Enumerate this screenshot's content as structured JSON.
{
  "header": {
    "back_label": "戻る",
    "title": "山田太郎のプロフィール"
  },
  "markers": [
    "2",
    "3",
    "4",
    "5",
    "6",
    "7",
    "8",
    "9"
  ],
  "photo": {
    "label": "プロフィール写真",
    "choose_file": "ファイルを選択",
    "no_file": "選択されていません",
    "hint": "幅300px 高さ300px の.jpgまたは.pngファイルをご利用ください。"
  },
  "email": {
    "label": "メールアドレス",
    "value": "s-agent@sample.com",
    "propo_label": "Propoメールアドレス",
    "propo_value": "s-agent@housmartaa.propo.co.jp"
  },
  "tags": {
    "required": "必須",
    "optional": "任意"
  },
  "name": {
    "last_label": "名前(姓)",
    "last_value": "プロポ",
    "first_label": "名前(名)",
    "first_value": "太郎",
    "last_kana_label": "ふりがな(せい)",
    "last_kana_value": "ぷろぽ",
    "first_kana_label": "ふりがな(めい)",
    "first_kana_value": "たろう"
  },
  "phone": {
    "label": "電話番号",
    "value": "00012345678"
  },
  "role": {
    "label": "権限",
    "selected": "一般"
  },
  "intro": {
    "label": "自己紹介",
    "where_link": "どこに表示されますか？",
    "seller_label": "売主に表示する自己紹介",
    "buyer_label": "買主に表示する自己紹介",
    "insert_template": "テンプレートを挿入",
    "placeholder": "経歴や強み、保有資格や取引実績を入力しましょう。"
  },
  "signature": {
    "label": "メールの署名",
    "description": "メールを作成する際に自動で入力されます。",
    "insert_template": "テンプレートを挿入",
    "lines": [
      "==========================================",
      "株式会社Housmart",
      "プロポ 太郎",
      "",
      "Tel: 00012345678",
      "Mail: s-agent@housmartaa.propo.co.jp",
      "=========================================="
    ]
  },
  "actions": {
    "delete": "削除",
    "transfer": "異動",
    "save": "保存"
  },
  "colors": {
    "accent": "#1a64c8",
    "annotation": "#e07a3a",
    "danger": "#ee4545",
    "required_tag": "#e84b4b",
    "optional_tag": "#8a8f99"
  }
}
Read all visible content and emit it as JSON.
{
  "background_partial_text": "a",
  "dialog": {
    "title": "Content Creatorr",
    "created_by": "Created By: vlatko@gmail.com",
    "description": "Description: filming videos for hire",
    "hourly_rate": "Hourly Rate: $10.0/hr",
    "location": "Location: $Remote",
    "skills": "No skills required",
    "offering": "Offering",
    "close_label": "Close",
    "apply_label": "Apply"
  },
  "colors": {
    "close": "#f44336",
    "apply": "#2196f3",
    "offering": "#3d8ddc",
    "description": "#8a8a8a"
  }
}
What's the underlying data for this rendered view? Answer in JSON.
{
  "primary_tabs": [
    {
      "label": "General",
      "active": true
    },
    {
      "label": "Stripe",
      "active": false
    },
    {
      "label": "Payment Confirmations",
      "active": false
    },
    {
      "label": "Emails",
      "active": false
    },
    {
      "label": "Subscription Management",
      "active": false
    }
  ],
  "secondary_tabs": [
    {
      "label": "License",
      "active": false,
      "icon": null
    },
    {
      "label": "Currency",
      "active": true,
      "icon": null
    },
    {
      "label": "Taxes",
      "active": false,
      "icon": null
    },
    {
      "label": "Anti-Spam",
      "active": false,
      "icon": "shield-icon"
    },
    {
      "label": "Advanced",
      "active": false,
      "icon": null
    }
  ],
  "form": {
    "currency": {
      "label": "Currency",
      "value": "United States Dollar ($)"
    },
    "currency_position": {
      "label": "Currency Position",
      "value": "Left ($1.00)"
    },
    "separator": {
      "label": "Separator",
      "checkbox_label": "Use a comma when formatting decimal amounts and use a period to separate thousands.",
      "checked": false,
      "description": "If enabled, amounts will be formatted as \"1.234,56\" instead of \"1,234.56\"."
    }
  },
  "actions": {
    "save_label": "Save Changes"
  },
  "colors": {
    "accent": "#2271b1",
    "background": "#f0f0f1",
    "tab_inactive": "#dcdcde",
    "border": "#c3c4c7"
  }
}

**Work to do:**
Return every line above in which the string "JSON" occurs.

**Solved problem:**
Enumerate this screenshot's content as structured JSON.
Read all visible content and emit it as JSON.
What's the underlying data for this rendered view? Answer in JSON.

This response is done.